• _Task requirements_
Select all lines holding the word "image" from the entries that follow.

• _Input for this task_
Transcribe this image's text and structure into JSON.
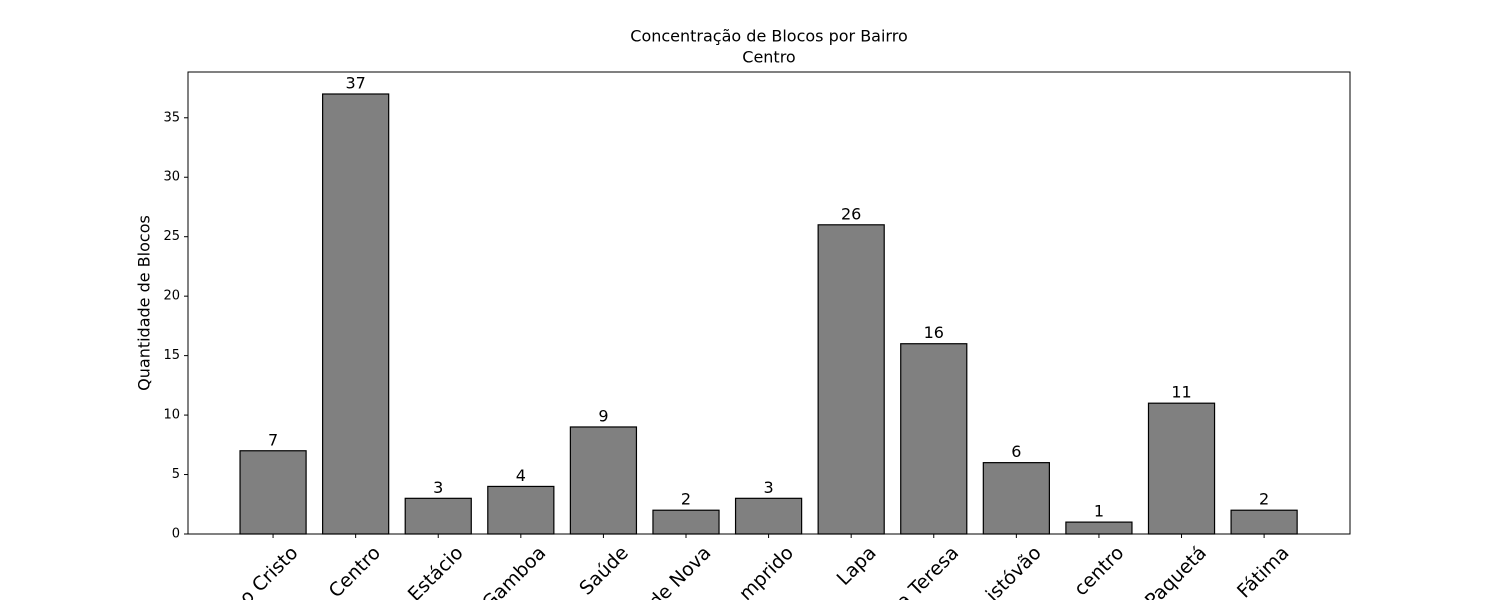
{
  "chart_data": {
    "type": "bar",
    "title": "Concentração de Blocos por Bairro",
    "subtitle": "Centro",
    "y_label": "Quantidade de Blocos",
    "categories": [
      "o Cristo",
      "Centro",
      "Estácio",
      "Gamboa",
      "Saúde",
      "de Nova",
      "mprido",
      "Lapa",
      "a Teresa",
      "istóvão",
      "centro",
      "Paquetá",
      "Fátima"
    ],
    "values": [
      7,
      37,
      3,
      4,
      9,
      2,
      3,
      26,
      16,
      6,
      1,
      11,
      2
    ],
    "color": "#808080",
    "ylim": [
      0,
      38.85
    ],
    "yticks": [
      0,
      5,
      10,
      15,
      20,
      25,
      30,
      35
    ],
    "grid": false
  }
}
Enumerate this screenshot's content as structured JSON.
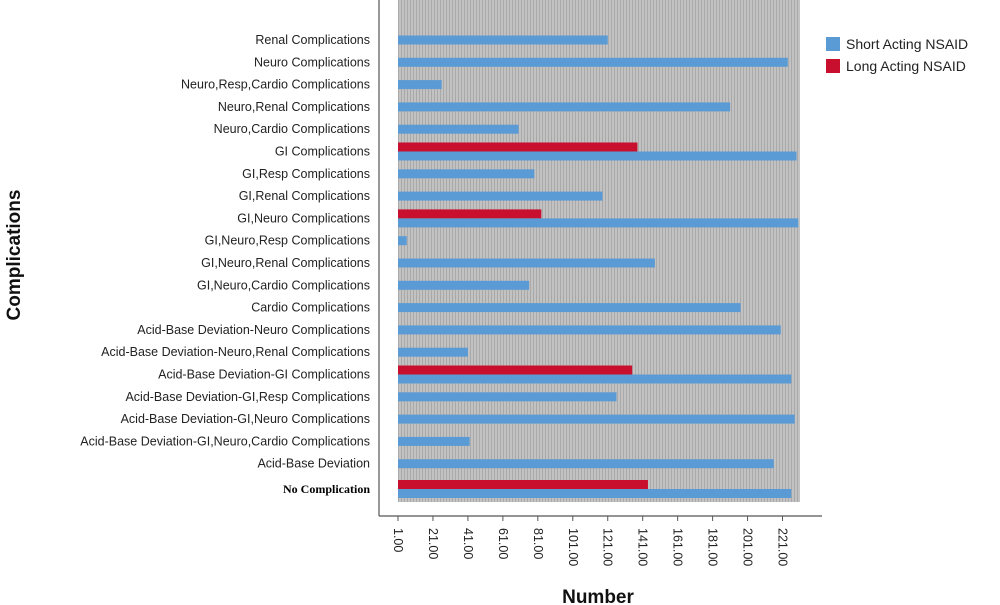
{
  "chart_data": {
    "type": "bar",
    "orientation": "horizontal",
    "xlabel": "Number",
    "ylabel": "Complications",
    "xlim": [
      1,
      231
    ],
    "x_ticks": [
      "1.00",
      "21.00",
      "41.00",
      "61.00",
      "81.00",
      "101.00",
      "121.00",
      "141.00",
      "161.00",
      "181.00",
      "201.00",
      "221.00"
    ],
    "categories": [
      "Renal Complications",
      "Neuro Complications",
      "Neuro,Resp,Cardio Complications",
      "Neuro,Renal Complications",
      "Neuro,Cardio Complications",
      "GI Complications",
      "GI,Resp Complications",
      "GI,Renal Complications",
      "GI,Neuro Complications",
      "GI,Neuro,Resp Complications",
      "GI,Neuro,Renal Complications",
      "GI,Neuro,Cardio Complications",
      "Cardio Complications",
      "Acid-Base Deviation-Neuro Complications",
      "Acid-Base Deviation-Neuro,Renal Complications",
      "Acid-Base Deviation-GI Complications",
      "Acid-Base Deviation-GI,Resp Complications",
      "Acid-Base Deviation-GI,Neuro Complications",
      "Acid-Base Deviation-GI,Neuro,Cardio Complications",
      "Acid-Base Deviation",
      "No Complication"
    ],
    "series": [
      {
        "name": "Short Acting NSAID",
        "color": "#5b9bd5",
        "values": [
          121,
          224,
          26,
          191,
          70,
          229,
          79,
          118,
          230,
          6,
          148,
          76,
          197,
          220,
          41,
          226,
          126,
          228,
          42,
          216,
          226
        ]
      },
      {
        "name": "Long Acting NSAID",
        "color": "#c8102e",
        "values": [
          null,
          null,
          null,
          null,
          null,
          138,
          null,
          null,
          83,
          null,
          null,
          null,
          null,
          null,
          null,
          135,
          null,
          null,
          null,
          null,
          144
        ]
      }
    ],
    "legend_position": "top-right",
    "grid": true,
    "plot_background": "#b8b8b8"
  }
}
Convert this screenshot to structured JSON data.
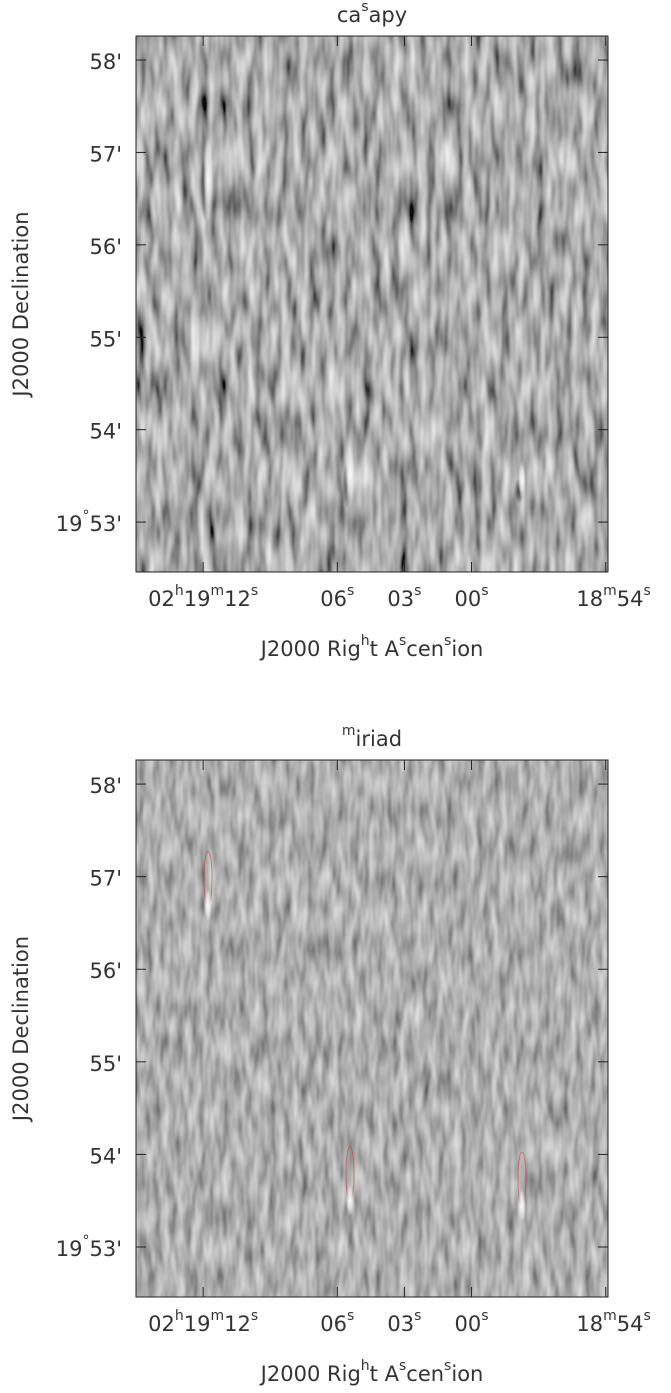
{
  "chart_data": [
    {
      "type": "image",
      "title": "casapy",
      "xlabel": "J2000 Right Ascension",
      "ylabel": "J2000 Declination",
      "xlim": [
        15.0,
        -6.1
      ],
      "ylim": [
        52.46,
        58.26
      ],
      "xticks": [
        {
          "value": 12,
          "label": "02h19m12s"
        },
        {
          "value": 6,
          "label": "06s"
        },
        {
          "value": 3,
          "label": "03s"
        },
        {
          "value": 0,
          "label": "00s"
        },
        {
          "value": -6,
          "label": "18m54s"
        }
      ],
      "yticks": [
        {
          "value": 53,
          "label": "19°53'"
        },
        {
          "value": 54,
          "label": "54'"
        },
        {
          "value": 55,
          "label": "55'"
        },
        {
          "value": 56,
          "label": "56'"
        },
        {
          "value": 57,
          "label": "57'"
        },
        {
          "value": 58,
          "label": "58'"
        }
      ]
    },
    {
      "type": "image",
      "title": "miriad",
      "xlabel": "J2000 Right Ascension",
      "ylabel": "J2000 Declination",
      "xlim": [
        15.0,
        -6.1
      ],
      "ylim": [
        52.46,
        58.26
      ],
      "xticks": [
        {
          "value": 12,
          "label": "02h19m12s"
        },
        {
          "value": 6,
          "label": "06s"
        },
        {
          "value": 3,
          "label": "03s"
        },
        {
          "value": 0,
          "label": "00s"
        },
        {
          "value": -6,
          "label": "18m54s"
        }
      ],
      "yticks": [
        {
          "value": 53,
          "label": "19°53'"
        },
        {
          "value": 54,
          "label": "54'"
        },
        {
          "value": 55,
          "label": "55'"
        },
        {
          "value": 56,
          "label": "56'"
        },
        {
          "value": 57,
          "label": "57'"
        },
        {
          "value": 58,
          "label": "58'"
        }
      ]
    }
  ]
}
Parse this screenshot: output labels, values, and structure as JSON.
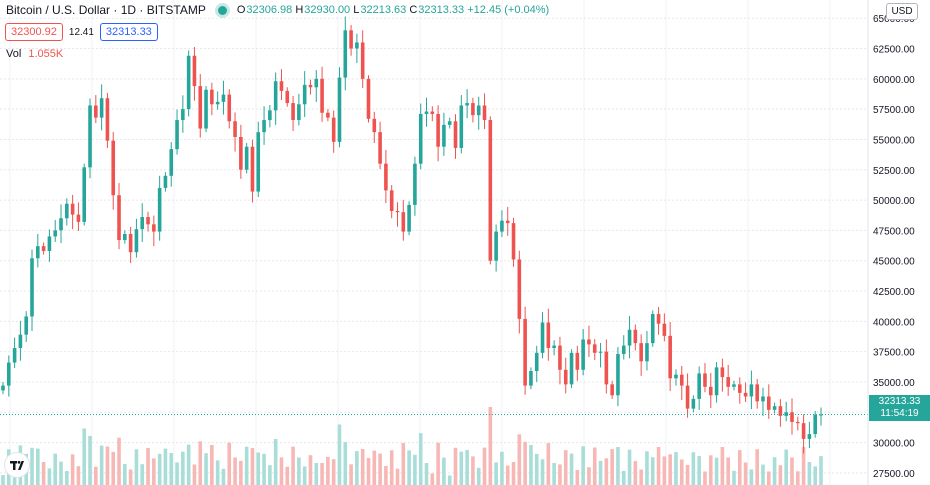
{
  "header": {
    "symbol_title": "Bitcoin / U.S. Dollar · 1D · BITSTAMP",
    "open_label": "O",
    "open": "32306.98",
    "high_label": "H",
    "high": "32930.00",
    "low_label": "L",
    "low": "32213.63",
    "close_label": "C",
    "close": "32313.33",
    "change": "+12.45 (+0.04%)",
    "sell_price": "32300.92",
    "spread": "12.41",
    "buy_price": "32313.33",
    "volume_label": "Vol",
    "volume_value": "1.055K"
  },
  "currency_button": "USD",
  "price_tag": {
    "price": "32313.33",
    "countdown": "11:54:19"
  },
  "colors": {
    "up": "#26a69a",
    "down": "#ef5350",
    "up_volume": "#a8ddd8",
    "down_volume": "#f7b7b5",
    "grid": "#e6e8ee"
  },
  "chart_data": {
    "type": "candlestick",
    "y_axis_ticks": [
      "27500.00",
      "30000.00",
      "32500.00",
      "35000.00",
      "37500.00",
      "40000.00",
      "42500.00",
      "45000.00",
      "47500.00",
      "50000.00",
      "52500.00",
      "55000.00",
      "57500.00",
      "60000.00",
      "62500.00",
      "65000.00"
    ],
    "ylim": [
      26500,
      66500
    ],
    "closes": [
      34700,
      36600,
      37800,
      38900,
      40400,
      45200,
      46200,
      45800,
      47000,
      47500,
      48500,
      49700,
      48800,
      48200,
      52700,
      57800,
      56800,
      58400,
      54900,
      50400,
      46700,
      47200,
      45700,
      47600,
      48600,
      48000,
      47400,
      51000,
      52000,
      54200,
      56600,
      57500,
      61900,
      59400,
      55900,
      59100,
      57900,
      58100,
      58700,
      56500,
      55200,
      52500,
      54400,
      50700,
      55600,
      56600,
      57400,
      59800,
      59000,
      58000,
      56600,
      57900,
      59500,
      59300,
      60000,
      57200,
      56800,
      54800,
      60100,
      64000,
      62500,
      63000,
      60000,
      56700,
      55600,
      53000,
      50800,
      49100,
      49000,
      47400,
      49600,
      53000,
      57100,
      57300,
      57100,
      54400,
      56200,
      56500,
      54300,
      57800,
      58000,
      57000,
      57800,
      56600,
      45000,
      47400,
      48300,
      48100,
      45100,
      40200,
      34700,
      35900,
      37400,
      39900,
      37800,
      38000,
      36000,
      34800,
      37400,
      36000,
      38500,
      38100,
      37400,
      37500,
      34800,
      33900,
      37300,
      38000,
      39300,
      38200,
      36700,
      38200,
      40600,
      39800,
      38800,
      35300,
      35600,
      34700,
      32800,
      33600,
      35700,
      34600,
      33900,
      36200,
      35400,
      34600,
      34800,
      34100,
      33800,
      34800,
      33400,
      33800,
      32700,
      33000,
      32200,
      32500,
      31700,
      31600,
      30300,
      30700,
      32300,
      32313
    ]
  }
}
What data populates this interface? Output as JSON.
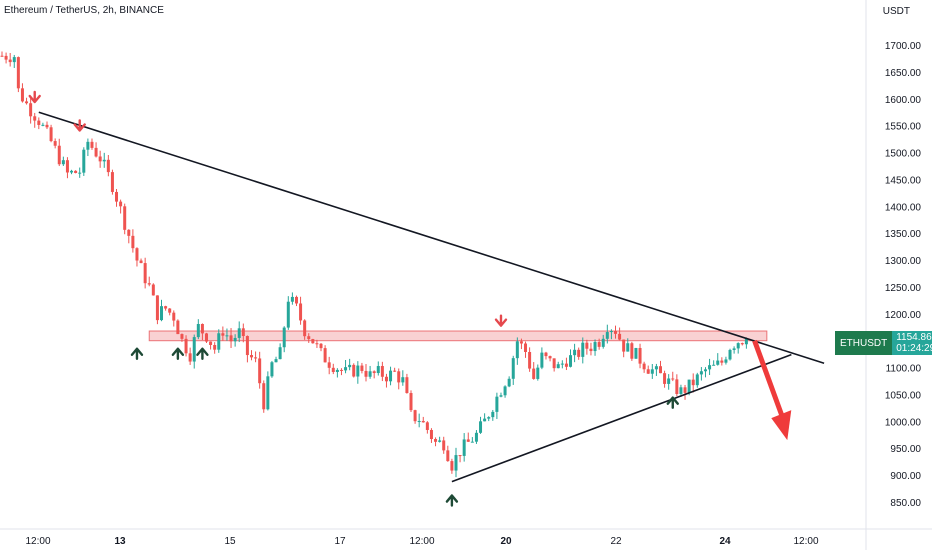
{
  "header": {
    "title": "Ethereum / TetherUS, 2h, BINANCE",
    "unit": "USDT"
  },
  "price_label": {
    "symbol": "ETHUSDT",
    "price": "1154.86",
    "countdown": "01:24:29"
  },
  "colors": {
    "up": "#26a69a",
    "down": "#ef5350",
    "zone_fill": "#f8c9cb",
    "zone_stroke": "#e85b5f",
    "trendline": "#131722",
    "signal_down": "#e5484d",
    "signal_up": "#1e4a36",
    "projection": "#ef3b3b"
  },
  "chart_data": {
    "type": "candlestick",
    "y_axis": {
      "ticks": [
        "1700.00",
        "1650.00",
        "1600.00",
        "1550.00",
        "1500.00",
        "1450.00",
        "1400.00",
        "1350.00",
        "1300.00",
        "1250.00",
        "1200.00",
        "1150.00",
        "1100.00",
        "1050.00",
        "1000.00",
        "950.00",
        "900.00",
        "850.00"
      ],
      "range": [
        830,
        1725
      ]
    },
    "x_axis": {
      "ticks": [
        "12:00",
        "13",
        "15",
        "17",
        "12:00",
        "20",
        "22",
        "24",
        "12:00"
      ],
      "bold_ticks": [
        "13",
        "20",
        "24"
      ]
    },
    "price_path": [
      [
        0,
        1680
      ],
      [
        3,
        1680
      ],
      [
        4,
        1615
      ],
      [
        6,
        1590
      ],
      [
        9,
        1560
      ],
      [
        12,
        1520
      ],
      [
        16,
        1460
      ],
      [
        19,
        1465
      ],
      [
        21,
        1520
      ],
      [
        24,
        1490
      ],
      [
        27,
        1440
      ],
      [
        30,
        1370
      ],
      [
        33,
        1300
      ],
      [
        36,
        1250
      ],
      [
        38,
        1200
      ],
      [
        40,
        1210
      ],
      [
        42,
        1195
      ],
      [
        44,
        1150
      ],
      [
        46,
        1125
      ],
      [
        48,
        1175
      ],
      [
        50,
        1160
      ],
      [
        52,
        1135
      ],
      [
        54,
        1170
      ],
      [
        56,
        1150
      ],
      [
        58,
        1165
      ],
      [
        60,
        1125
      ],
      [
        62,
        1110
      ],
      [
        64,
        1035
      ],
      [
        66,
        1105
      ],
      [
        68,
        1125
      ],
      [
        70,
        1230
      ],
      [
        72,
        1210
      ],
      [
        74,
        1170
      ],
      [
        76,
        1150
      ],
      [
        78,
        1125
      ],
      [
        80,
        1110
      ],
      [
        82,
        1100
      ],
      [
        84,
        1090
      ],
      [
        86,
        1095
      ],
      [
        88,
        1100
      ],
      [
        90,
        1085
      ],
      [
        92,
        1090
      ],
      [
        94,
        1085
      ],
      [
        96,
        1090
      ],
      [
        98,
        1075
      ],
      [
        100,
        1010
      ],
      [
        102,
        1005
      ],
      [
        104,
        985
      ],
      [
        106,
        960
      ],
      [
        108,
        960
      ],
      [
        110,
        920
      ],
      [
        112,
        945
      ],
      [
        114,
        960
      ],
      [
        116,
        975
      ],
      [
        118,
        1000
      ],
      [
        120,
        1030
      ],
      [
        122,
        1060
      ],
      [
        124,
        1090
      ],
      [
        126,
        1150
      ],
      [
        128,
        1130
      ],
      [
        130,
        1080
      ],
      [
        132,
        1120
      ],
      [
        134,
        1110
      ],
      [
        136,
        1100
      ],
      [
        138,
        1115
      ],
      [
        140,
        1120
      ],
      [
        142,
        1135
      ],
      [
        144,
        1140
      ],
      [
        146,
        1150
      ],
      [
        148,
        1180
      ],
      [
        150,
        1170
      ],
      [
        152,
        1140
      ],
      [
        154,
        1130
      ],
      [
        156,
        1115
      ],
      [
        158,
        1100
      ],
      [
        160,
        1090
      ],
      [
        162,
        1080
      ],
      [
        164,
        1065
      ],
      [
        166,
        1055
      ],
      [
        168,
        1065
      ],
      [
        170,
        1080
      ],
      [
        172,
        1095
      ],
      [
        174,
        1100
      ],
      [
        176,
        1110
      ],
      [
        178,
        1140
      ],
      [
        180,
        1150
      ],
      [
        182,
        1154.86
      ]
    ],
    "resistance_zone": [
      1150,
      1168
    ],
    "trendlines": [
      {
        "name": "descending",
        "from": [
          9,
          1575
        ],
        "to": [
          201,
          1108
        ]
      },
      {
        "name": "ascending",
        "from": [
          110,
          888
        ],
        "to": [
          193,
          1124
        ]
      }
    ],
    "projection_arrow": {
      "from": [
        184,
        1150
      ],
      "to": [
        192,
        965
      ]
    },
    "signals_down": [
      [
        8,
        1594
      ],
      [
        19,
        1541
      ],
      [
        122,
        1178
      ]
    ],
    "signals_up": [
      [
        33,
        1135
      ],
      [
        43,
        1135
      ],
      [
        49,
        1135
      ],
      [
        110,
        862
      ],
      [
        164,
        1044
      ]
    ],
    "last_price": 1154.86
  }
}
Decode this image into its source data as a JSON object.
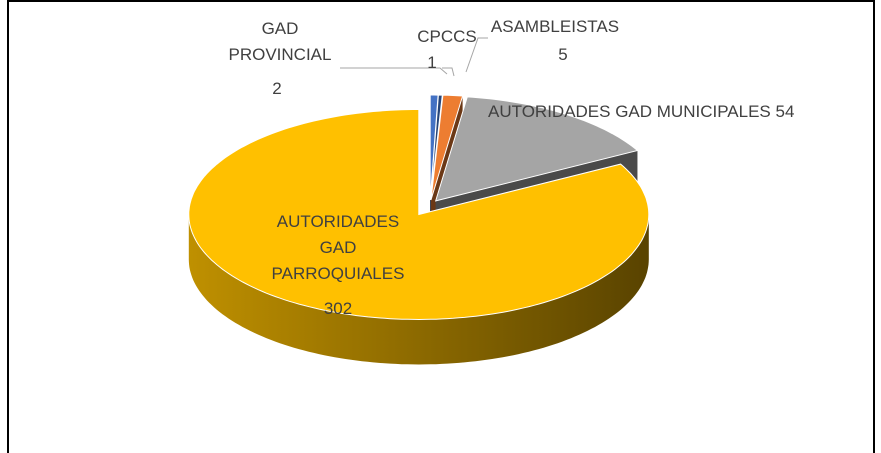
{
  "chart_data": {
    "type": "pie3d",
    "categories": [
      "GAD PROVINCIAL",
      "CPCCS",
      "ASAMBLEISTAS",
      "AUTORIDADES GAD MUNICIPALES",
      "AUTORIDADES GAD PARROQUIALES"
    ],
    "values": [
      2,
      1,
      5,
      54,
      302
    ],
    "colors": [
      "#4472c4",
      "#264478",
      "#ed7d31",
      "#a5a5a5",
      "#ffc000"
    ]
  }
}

• _Task output_
Transcribe this image's text and structure into JSON.
      "type": "image",
      "type": "image",
Decode this image into its source data as a JSON object.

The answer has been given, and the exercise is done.